REQUIREMENT: Repeat what the lines below say, word for word, and skip every image.

[Stored data]
┌────────
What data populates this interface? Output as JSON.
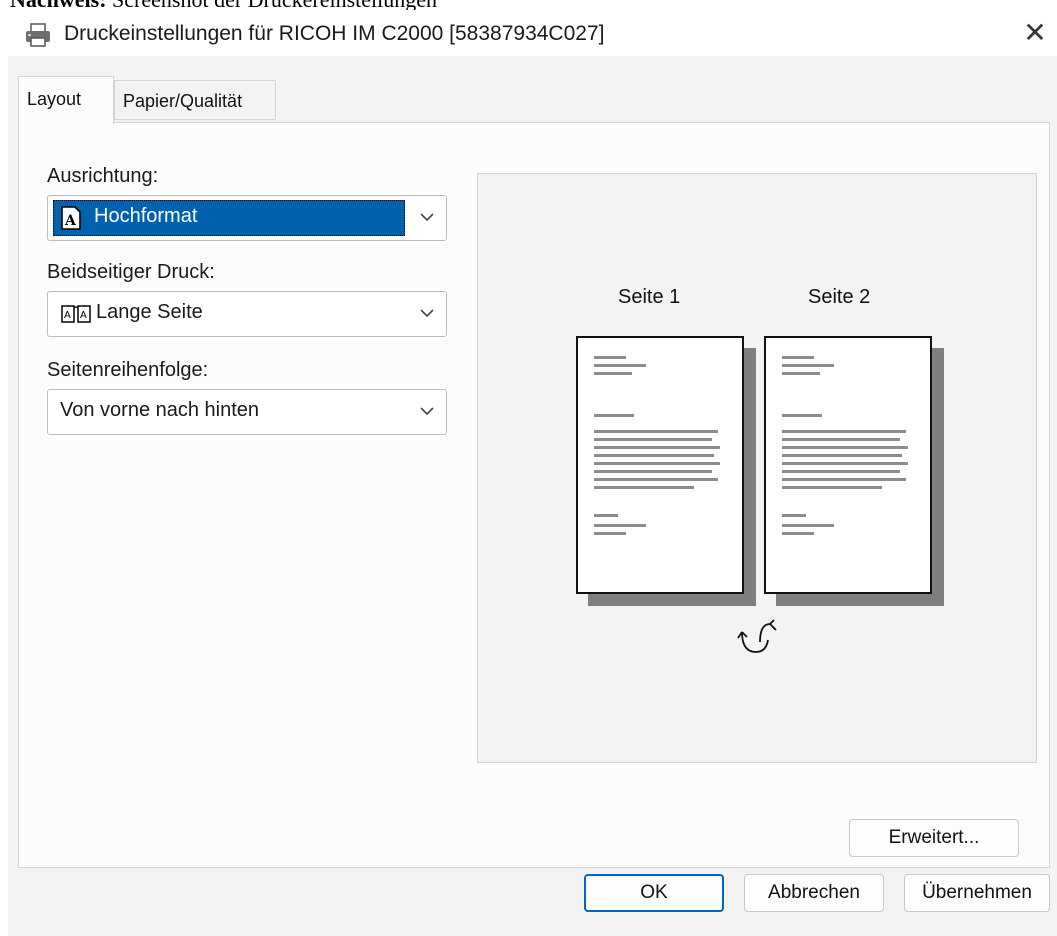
{
  "caption": {
    "bold": "Nachweis:",
    "text": " Screenshot der Druckereinstellungen"
  },
  "window": {
    "title": "Druckeinstellungen für RICOH IM C2000 [58387934C027]",
    "close_label": "✕",
    "app_icon": "printer-icon"
  },
  "tabs": [
    {
      "label": "Layout",
      "active": true
    },
    {
      "label": "Papier/Qualität",
      "active": false
    }
  ],
  "orientation": {
    "label": "Ausrichtung:",
    "value": "Hochformat",
    "icon": "portrait-page-icon"
  },
  "duplex": {
    "label": "Beidseitiger Druck:",
    "value": "Lange Seite",
    "icon": "long-edge-book-icon"
  },
  "page_order": {
    "label": "Seitenreihenfolge:",
    "value": "Von vorne nach hinten"
  },
  "preview": {
    "page1_label": "Seite 1",
    "page2_label": "Seite 2",
    "flip_icon": "flip-long-edge-icon"
  },
  "buttons": {
    "advanced": "Erweitert...",
    "ok": "OK",
    "cancel": "Abbrechen",
    "apply": "Übernehmen"
  },
  "colors": {
    "selection": "#0062ad",
    "primary_border": "#0067c0",
    "dialog_bg": "#f3f3f3"
  }
}
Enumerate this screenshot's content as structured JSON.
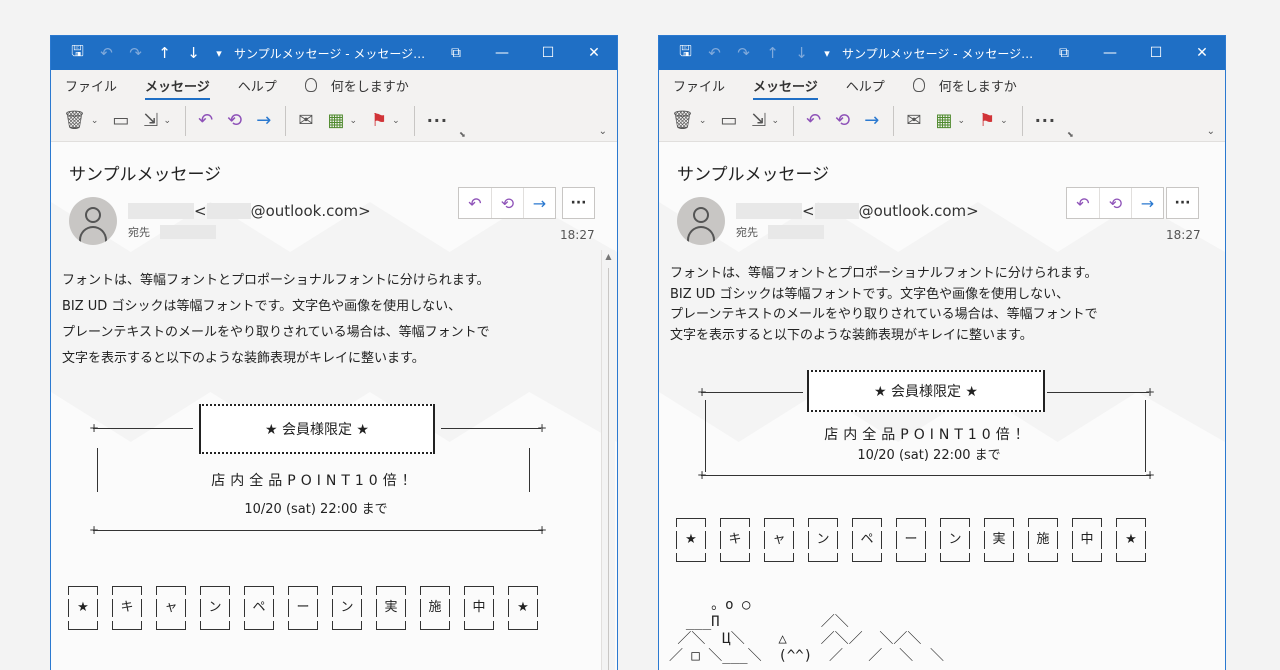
{
  "window": {
    "title": "サンプルメッセージ - メッセージ…",
    "menu": [
      "ファイル",
      "メッセージ",
      "ヘルプ"
    ],
    "tell_me": "何をしますか"
  },
  "message": {
    "subject": "サンプルメッセージ",
    "sender_left": "<",
    "sender_domain": "@outlook.com>",
    "to_label": "宛先",
    "time": "18:27"
  },
  "body": {
    "lines": [
      "フォントは、等幅フォントとプロポーショナルフォントに分けられます。",
      "BIZ UD ゴシックは等幅フォントです。文字色や画像を使用しない、",
      "プレーンテキストのメールをやり取りされている場合は、等幅フォントで",
      "文字を表示すると以下のような装飾表現がキレイに整います。"
    ],
    "banner": "★ 会員様限定 ★",
    "shop_line": "店内全品POINT10倍！",
    "date_line": "10/20 (sat) 22:00 まで",
    "campaign_chars": [
      "★",
      "キ",
      "ャ",
      "ン",
      "ペ",
      "ー",
      "ン",
      "実",
      "施",
      "中",
      "★"
    ],
    "ascii_art": "     。o ○\n  ___Π            ／＼\n ／＼  Ц＼    △    ／＼／  ＼／＼\n／ □ ＼___＼  (^^)  ／   ／  ＼  ＼"
  },
  "colors": {
    "titlebar": "#1f6fc5",
    "accent_purple": "#8e52b8",
    "accent_blue": "#2b79d0",
    "flag_red": "#d13438"
  },
  "icons": [
    "save-icon",
    "undo-icon",
    "redo-icon",
    "up-arrow-icon",
    "down-arrow-icon",
    "customize-icon",
    "restore-icon",
    "minimize-icon",
    "maximize-icon",
    "close-icon",
    "delete-icon",
    "archive-icon",
    "move-icon",
    "reply-icon",
    "reply-all-icon",
    "forward-icon",
    "mail-icon",
    "categorize-icon",
    "flag-icon",
    "more-icon",
    "person-icon"
  ]
}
└────────
ANSWER FOR THIS EXERCISE:
What data populates this interface? Output as JSON.
{
  "caption": {
    "bold": "Nachweis:",
    "text": " Screenshot der Druckereinstellungen"
  },
  "window": {
    "title": "Druckeinstellungen für RICOH IM C2000 [58387934C027]",
    "close_label": "✕",
    "app_icon": "printer-icon"
  },
  "tabs": [
    {
      "label": "Layout",
      "active": true
    },
    {
      "label": "Papier/Qualität",
      "active": false
    }
  ],
  "orientation": {
    "label": "Ausrichtung:",
    "value": "Hochformat",
    "icon": "portrait-page-icon"
  },
  "duplex": {
    "label": "Beidseitiger Druck:",
    "value": "Lange Seite",
    "icon": "long-edge-book-icon"
  },
  "page_order": {
    "label": "Seitenreihenfolge:",
    "value": "Von vorne nach hinten"
  },
  "preview": {
    "page1_label": "Seite 1",
    "page2_label": "Seite 2",
    "flip_icon": "flip-long-edge-icon"
  },
  "buttons": {
    "advanced": "Erweitert...",
    "ok": "OK",
    "cancel": "Abbrechen",
    "apply": "Übernehmen"
  },
  "colors": {
    "selection": "#0062ad",
    "primary_border": "#0067c0",
    "dialog_bg": "#f3f3f3"
  }
}
Enumerate this screenshot's content as structured JSON.
{
  "window": {
    "title": "サンプルメッセージ - メッセージ…",
    "menu": [
      "ファイル",
      "メッセージ",
      "ヘルプ"
    ],
    "tell_me": "何をしますか"
  },
  "message": {
    "subject": "サンプルメッセージ",
    "sender_left": "<",
    "sender_domain": "@outlook.com>",
    "to_label": "宛先",
    "time": "18:27"
  },
  "body": {
    "lines": [
      "フォントは、等幅フォントとプロポーショナルフォントに分けられます。",
      "BIZ UD ゴシックは等幅フォントです。文字色や画像を使用しない、",
      "プレーンテキストのメールをやり取りされている場合は、等幅フォントで",
      "文字を表示すると以下のような装飾表現がキレイに整います。"
    ],
    "banner": "★ 会員様限定 ★",
    "shop_line": "店内全品POINT10倍！",
    "date_line": "10/20 (sat) 22:00 まで",
    "campaign_chars": [
      "★",
      "キ",
      "ャ",
      "ン",
      "ペ",
      "ー",
      "ン",
      "実",
      "施",
      "中",
      "★"
    ],
    "ascii_art": "     。o ○\n  ___Π            ／＼\n ／＼  Ц＼    △    ／＼／  ＼／＼\n／ □ ＼___＼  (^^)  ／   ／  ＼  ＼"
  },
  "colors": {
    "titlebar": "#1f6fc5",
    "accent_purple": "#8e52b8",
    "accent_blue": "#2b79d0",
    "flag_red": "#d13438"
  },
  "icons": [
    "save-icon",
    "undo-icon",
    "redo-icon",
    "up-arrow-icon",
    "down-arrow-icon",
    "customize-icon",
    "restore-icon",
    "minimize-icon",
    "maximize-icon",
    "close-icon",
    "delete-icon",
    "archive-icon",
    "move-icon",
    "reply-icon",
    "reply-all-icon",
    "forward-icon",
    "mail-icon",
    "categorize-icon",
    "flag-icon",
    "more-icon",
    "person-icon"
  ]
}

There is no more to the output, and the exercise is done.